§ Consigne: Recopiez mot pour mot toutes les lignes des enregistrements ci-dessous. Laissez de côté les images dans votre réponse.

Enregistrements provenant d'une source de données
++++++++++++++++++++

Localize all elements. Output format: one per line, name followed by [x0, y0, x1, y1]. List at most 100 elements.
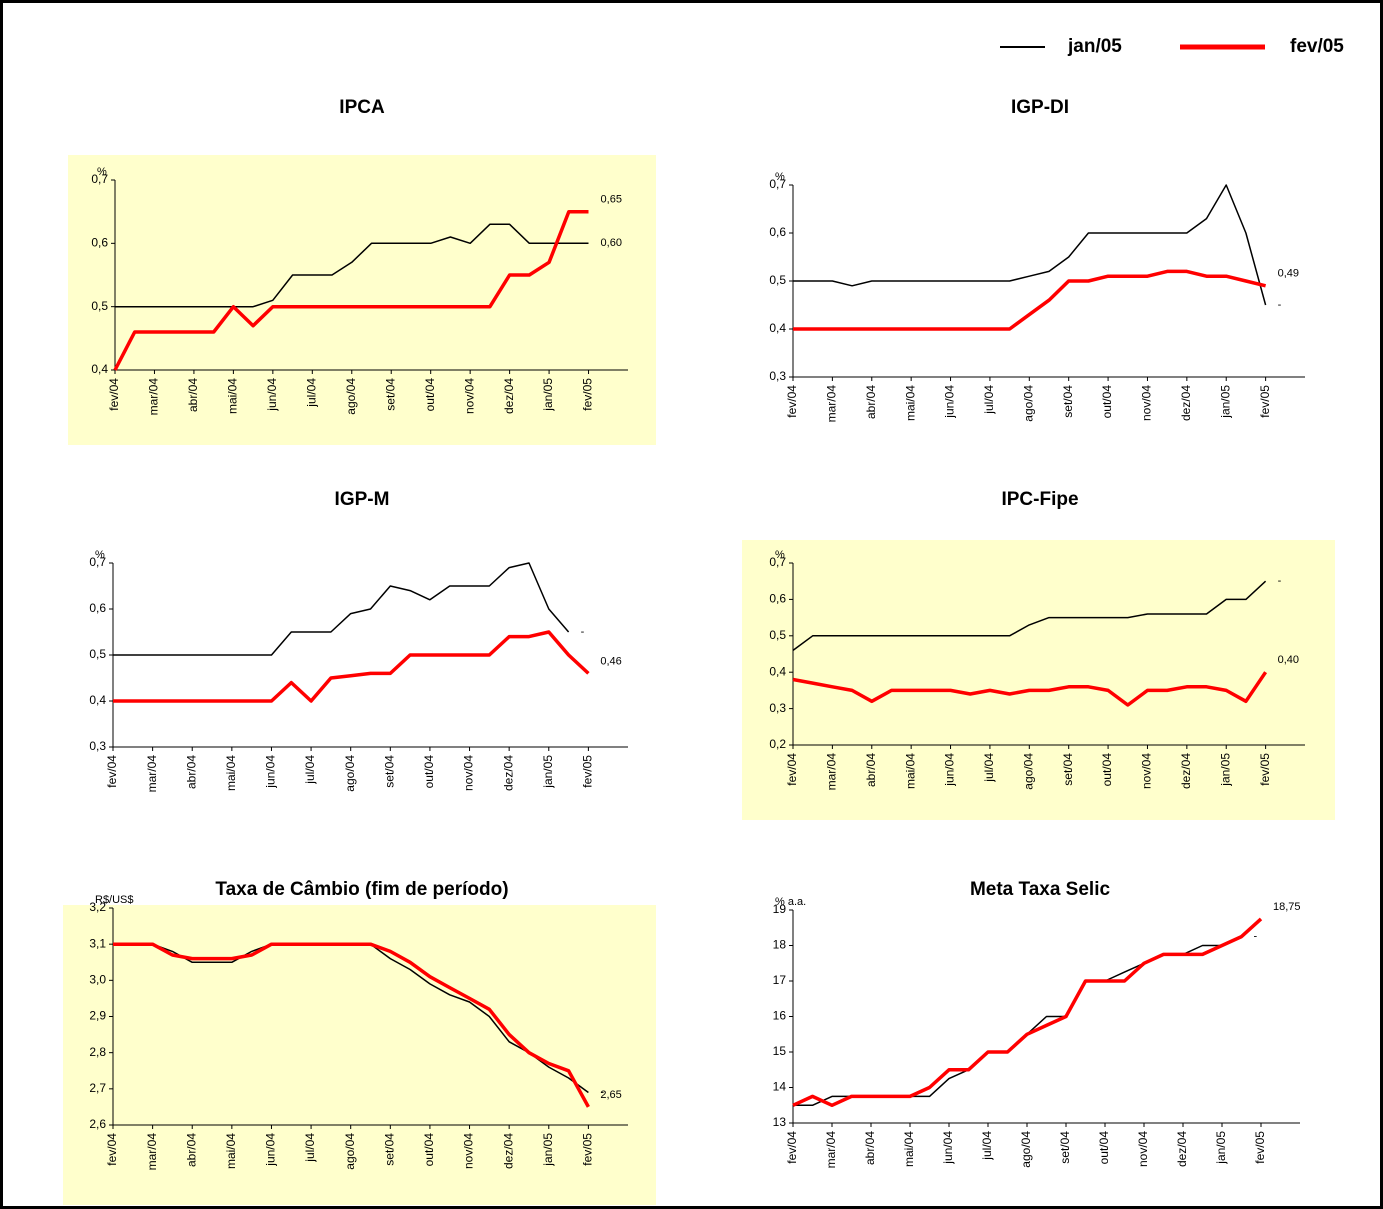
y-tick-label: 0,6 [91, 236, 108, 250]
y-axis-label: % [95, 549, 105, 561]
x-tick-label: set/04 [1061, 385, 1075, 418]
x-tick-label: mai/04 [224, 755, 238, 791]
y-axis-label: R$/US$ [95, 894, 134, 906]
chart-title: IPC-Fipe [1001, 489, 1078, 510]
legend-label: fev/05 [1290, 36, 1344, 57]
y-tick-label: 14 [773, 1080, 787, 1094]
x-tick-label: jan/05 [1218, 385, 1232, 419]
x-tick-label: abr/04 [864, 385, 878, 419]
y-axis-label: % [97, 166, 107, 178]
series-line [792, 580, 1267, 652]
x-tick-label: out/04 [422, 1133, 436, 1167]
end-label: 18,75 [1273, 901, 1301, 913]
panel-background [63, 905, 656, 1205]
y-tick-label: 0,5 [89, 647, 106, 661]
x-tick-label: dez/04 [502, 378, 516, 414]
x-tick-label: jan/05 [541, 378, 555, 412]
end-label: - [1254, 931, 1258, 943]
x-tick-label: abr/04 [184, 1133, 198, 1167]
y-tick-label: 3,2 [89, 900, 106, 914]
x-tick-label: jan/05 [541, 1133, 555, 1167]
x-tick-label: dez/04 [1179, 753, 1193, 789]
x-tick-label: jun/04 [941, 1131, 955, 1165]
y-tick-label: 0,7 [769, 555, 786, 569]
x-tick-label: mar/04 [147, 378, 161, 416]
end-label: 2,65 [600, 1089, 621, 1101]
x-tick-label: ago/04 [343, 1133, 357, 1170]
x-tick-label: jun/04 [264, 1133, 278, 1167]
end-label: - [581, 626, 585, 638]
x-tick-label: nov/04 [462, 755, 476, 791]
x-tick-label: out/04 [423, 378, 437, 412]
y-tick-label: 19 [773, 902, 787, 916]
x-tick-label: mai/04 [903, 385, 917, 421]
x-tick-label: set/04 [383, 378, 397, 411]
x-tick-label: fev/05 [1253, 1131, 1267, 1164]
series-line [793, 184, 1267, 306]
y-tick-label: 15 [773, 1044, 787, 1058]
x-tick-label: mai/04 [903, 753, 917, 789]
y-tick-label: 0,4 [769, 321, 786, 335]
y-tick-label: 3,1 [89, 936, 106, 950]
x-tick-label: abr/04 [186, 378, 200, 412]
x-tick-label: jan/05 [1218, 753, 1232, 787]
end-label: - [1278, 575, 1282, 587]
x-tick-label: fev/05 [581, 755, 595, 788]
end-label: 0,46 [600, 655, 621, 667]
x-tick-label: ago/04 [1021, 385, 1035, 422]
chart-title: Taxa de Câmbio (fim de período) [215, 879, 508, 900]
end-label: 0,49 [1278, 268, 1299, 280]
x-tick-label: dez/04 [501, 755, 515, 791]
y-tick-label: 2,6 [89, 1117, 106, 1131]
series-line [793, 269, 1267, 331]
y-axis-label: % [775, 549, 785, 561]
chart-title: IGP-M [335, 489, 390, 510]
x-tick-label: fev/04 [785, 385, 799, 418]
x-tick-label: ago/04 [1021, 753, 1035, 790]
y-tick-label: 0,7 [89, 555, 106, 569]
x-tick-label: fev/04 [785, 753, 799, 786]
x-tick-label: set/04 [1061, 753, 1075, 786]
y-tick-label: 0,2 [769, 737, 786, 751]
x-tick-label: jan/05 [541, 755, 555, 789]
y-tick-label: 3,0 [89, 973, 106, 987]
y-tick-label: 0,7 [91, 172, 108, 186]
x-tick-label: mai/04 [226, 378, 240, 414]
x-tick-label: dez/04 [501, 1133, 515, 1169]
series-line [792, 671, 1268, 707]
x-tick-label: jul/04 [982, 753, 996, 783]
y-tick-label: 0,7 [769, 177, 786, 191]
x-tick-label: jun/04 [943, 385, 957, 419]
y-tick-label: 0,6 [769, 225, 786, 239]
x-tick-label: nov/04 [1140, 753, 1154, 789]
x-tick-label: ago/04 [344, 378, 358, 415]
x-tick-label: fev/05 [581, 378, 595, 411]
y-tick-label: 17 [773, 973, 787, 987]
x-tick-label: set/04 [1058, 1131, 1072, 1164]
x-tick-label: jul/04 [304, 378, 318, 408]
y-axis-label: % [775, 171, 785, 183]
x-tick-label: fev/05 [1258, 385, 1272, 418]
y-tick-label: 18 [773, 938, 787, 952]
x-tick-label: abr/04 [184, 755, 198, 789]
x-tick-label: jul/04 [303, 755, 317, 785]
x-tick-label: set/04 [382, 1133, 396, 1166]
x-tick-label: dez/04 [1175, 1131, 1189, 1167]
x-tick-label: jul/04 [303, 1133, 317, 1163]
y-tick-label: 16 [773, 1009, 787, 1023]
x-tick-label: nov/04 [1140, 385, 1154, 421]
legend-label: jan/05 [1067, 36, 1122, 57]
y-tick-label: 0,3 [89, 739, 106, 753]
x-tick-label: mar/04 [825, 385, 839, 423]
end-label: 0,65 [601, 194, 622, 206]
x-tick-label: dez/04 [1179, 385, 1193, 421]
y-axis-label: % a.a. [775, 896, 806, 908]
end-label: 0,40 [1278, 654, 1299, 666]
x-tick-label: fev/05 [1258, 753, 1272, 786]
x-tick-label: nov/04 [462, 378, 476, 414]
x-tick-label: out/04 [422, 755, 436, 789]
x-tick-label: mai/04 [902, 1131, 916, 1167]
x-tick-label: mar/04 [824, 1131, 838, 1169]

++++++++++++++++++++

§ Réponse:
Localize all elements. Output format: one per line, name followed by [x0, y0, x1, y1]. List at most 100 elements.
y-tick-label: 0,6 [91, 236, 108, 250]
y-axis-label: % [95, 549, 105, 561]
x-tick-label: set/04 [1061, 385, 1075, 418]
x-tick-label: mai/04 [224, 755, 238, 791]
y-axis-label: R$/US$ [95, 894, 134, 906]
chart-title: IPC-Fipe [1001, 489, 1078, 510]
legend-label: fev/05 [1290, 36, 1344, 57]
y-tick-label: 14 [773, 1080, 787, 1094]
x-tick-label: jan/05 [1218, 385, 1232, 419]
x-tick-label: abr/04 [864, 385, 878, 419]
y-axis-label: % [97, 166, 107, 178]
series-line [792, 580, 1267, 652]
x-tick-label: out/04 [422, 1133, 436, 1167]
end-label: 18,75 [1273, 901, 1301, 913]
panel-background [63, 905, 656, 1205]
y-tick-label: 0,5 [89, 647, 106, 661]
x-tick-label: dez/04 [502, 378, 516, 414]
x-tick-label: jan/05 [541, 378, 555, 412]
end-label: - [1254, 931, 1258, 943]
x-tick-label: abr/04 [184, 1133, 198, 1167]
y-tick-label: 3,2 [89, 900, 106, 914]
x-tick-label: jan/05 [541, 1133, 555, 1167]
x-tick-label: dez/04 [1179, 753, 1193, 789]
x-tick-label: jun/04 [941, 1131, 955, 1165]
y-tick-label: 0,7 [769, 555, 786, 569]
x-tick-label: mar/04 [147, 378, 161, 416]
end-label: 2,65 [600, 1089, 621, 1101]
x-tick-label: ago/04 [343, 1133, 357, 1170]
x-tick-label: jun/04 [264, 1133, 278, 1167]
end-label: - [581, 626, 585, 638]
x-tick-label: nov/04 [462, 755, 476, 791]
x-tick-label: out/04 [423, 378, 437, 412]
y-tick-label: 19 [773, 902, 787, 916]
x-tick-label: mai/04 [903, 385, 917, 421]
x-tick-label: set/04 [383, 378, 397, 411]
x-tick-label: fev/05 [1253, 1131, 1267, 1164]
series-line [793, 184, 1267, 306]
y-tick-label: 15 [773, 1044, 787, 1058]
x-tick-label: mai/04 [903, 753, 917, 789]
y-tick-label: 0,4 [769, 321, 786, 335]
y-tick-label: 3,1 [89, 936, 106, 950]
x-tick-label: abr/04 [186, 378, 200, 412]
x-tick-label: jan/05 [1218, 753, 1232, 787]
end-label: - [1278, 575, 1282, 587]
x-tick-label: fev/05 [581, 755, 595, 788]
end-label: 0,46 [600, 655, 621, 667]
x-tick-label: ago/04 [1021, 385, 1035, 422]
chart-title: Taxa de Câmbio (fim de período) [215, 879, 508, 900]
end-label: 0,49 [1278, 268, 1299, 280]
x-tick-label: dez/04 [501, 755, 515, 791]
y-tick-label: 2,6 [89, 1117, 106, 1131]
series-line [793, 269, 1267, 331]
y-axis-label: % [775, 549, 785, 561]
chart-title: IGP-M [335, 489, 390, 510]
x-tick-label: fev/04 [785, 385, 799, 418]
x-tick-label: ago/04 [1021, 753, 1035, 790]
y-tick-label: 0,7 [89, 555, 106, 569]
x-tick-label: fev/04 [785, 753, 799, 786]
x-tick-label: set/04 [1061, 753, 1075, 786]
y-tick-label: 0,2 [769, 737, 786, 751]
x-tick-label: jan/05 [541, 755, 555, 789]
y-tick-label: 3,0 [89, 973, 106, 987]
y-tick-label: 0,7 [91, 172, 108, 186]
x-tick-label: mai/04 [226, 378, 240, 414]
x-tick-label: dez/04 [501, 1133, 515, 1169]
series-line [792, 671, 1268, 707]
x-tick-label: jul/04 [982, 753, 996, 783]
y-tick-label: 0,7 [769, 177, 786, 191]
x-tick-label: jun/04 [943, 385, 957, 419]
y-tick-label: 0,6 [769, 225, 786, 239]
x-tick-label: nov/04 [1140, 753, 1154, 789]
x-tick-label: ago/04 [344, 378, 358, 415]
x-tick-label: fev/05 [581, 378, 595, 411]
y-tick-label: 17 [773, 973, 787, 987]
x-tick-label: set/04 [1058, 1131, 1072, 1164]
x-tick-label: jul/04 [304, 378, 318, 408]
y-axis-label: % [775, 171, 785, 183]
x-tick-label: fev/05 [1258, 385, 1272, 418]
y-tick-label: 18 [773, 938, 787, 952]
x-tick-label: abr/04 [184, 755, 198, 789]
x-tick-label: jul/04 [303, 755, 317, 785]
x-tick-label: set/04 [382, 1133, 396, 1166]
x-tick-label: dez/04 [1175, 1131, 1189, 1167]
x-tick-label: jul/04 [303, 1133, 317, 1163]
y-tick-label: 16 [773, 1009, 787, 1023]
x-tick-label: nov/04 [1140, 385, 1154, 421]
legend-label: jan/05 [1067, 36, 1122, 57]
y-tick-label: 0,3 [89, 739, 106, 753]
x-tick-label: mar/04 [825, 385, 839, 423]
end-label: 0,65 [601, 194, 622, 206]
x-tick-label: dez/04 [1179, 385, 1193, 421]
y-axis-label: % a.a. [775, 896, 806, 908]
end-label: 0,40 [1278, 654, 1299, 666]
x-tick-label: fev/05 [1258, 753, 1272, 786]
x-tick-label: nov/04 [462, 378, 476, 414]
x-tick-label: out/04 [422, 755, 436, 789]
x-tick-label: mai/04 [902, 1131, 916, 1167]
x-tick-label: mar/04 [824, 1131, 838, 1169]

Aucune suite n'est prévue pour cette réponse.